> Task to complete:
Within the material below, find each line bearing the word "Russia" and present it.

(Figure content listings)

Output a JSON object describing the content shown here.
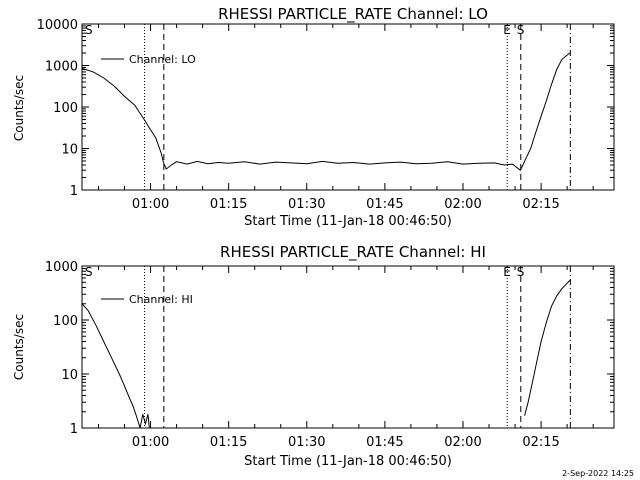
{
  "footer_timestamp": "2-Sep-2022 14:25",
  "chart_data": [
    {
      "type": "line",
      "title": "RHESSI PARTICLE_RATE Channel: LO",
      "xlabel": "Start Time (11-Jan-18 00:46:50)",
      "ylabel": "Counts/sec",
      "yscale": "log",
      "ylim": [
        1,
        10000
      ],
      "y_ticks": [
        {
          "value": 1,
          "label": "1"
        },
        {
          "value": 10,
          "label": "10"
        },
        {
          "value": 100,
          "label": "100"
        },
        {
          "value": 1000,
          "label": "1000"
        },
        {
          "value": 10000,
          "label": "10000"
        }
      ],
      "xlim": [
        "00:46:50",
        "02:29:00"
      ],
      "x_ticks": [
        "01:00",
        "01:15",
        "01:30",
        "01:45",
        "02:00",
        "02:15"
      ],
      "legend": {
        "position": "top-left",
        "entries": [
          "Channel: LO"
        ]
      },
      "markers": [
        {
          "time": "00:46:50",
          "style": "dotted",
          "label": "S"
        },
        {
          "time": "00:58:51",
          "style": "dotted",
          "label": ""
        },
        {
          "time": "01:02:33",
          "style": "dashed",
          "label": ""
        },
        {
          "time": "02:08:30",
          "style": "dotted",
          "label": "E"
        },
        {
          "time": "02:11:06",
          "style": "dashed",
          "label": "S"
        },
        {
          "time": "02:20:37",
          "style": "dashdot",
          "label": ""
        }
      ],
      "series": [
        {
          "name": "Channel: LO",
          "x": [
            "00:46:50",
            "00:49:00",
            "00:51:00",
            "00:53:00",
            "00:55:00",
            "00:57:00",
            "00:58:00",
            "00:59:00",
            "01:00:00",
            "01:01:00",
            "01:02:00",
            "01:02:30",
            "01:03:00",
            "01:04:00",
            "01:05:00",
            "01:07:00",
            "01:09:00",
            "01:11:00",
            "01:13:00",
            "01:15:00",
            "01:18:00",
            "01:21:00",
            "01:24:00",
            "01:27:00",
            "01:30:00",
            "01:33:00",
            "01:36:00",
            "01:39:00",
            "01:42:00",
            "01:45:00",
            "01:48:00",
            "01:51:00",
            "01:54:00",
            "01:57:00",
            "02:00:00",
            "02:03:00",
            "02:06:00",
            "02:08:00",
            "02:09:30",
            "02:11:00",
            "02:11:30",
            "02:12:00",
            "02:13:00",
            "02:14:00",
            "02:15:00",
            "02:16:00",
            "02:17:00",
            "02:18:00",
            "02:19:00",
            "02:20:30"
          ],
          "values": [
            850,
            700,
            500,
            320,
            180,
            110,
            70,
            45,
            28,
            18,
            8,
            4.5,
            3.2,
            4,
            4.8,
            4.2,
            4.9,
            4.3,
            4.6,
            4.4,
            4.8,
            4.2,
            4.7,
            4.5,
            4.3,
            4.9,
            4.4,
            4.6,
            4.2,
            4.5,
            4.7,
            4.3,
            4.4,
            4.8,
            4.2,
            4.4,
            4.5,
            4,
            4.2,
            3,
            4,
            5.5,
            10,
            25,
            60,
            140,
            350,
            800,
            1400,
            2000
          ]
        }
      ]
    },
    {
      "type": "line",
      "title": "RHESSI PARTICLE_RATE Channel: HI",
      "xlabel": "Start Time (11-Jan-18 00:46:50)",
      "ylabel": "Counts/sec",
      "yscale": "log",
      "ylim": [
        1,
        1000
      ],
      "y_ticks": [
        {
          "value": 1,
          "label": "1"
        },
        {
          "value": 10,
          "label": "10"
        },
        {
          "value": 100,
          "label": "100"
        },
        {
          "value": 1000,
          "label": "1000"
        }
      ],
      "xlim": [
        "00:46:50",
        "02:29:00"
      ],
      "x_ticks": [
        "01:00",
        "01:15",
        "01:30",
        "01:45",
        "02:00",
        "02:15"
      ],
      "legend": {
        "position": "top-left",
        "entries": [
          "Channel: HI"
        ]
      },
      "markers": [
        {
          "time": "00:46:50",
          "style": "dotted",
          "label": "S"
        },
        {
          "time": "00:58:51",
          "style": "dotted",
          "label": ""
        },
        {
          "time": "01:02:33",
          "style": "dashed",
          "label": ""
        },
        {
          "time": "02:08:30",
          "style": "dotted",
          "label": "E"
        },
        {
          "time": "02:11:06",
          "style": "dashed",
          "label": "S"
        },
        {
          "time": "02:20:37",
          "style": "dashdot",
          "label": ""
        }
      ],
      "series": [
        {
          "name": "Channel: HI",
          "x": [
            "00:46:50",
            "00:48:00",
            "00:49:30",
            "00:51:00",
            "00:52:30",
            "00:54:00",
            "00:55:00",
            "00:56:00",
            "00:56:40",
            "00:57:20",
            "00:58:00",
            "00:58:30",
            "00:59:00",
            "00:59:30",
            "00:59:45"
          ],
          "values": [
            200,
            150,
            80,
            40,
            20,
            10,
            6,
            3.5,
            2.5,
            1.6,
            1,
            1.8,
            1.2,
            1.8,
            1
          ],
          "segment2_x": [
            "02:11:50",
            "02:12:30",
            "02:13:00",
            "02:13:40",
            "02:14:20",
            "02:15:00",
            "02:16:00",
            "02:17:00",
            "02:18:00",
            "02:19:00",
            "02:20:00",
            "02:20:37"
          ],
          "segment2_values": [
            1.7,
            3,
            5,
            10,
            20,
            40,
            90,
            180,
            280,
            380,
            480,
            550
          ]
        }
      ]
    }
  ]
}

...

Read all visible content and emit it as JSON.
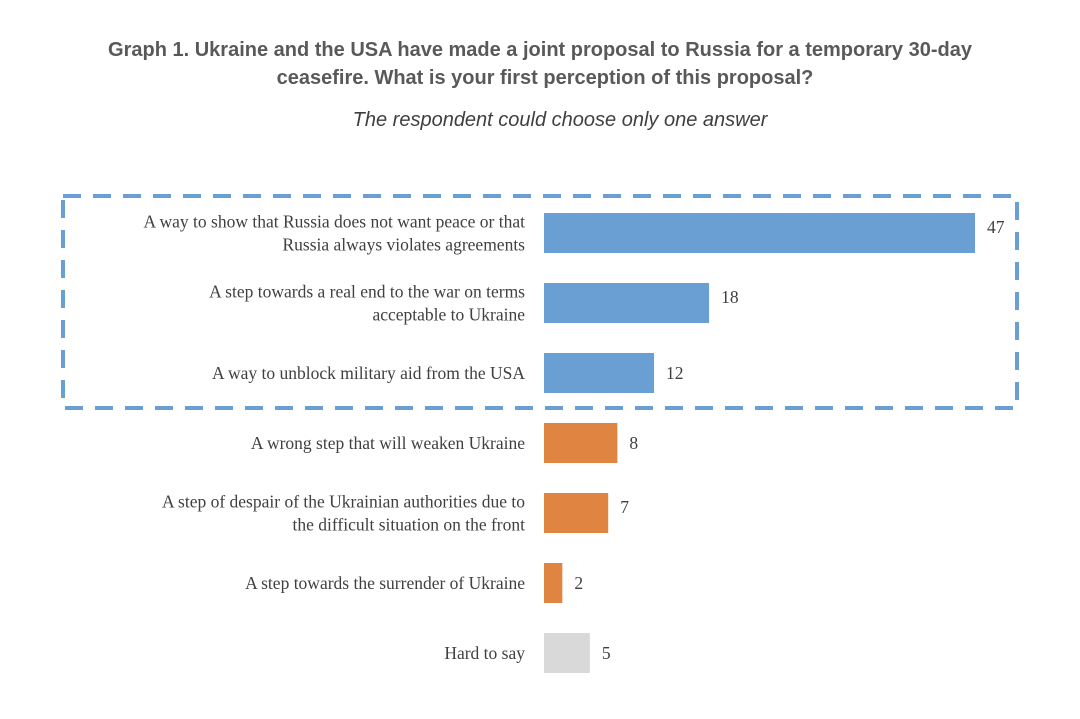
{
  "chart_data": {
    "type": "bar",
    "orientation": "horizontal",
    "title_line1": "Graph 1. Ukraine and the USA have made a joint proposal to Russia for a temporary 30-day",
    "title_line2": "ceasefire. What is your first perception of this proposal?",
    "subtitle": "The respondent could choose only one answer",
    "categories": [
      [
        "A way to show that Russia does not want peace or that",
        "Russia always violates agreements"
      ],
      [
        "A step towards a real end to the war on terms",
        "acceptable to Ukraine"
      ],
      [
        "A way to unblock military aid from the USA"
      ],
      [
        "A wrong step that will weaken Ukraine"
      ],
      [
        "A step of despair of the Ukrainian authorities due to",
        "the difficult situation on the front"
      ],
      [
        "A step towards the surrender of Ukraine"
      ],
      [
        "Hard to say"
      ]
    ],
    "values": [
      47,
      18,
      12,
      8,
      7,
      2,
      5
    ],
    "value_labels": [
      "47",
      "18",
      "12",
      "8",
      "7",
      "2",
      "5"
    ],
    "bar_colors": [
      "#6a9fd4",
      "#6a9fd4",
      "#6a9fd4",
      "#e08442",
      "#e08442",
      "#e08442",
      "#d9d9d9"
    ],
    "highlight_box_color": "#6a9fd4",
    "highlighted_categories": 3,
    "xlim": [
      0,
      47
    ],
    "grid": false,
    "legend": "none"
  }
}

--

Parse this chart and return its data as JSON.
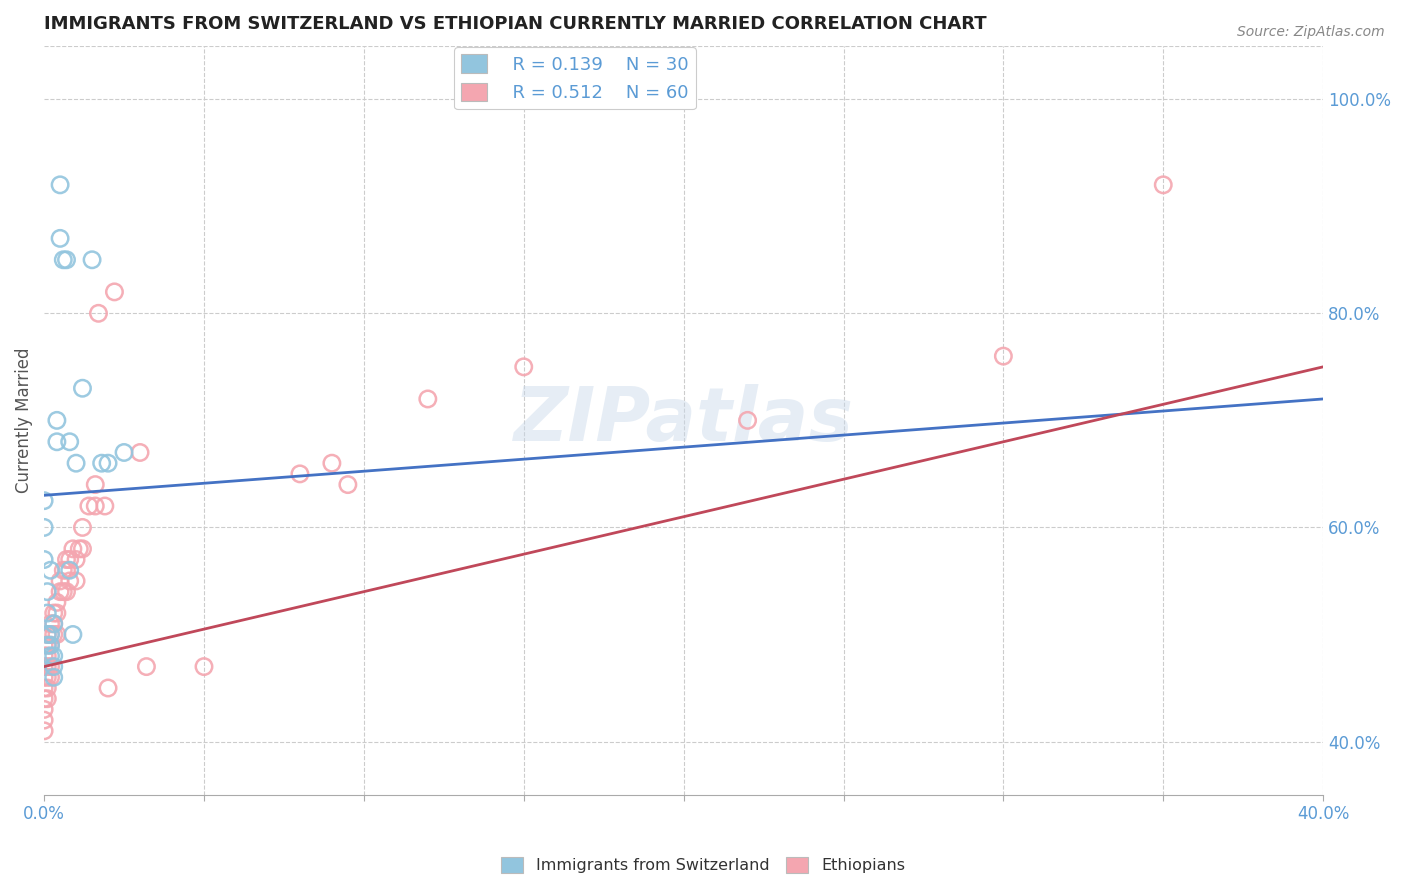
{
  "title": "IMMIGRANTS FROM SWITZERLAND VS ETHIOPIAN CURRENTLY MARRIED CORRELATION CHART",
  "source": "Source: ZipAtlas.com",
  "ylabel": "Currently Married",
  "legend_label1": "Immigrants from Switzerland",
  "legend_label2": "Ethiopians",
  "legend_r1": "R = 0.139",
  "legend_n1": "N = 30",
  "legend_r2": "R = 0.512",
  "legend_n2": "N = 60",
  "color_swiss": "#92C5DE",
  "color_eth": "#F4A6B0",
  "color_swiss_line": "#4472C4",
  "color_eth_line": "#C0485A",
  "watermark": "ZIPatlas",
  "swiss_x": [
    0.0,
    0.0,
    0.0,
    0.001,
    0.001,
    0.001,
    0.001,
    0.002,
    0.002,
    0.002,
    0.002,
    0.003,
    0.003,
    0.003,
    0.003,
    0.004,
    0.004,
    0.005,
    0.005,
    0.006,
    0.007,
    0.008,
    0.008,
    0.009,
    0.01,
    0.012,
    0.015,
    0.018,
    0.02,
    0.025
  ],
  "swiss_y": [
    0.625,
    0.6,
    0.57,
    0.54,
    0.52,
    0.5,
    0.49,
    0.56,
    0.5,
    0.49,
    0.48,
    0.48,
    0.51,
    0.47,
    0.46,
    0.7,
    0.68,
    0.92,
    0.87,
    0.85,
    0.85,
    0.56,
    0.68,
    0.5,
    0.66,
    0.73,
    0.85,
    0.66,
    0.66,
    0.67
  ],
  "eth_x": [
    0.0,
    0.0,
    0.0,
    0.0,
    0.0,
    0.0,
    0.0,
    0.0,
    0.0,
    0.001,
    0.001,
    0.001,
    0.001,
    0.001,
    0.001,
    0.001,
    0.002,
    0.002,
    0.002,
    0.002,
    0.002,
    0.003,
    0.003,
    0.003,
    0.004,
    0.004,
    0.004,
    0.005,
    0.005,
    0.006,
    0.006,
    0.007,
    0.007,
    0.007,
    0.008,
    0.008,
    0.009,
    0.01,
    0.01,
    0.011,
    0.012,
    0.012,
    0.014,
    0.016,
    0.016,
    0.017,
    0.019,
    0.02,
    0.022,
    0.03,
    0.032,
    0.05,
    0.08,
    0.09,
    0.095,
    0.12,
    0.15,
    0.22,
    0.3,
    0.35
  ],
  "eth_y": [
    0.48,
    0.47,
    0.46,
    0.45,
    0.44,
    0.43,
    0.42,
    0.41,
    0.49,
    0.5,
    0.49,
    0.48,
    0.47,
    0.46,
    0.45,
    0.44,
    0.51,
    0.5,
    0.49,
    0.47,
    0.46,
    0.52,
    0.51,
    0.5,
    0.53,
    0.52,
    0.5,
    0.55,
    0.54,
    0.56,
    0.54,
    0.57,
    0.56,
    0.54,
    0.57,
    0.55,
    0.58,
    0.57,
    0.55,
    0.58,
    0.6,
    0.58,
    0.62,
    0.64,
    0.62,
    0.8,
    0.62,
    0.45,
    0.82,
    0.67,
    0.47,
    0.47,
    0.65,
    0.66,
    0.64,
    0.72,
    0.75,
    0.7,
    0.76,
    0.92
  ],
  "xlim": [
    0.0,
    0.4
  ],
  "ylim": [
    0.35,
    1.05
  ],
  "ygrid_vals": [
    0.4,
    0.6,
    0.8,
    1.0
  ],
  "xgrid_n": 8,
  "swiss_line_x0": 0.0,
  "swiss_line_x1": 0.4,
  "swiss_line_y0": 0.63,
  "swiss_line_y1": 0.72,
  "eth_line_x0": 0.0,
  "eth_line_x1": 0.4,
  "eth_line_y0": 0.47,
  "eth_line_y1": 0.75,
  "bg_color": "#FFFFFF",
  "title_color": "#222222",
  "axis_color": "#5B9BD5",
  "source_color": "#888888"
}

> Answer for the task:
    "title_line1": "Graph 1. Ukraine and the USA have made a joint proposal to Russia for a temporary 30-day",
        "A way to show that Russia does not want peace or that",
        "Russia always violates agreements"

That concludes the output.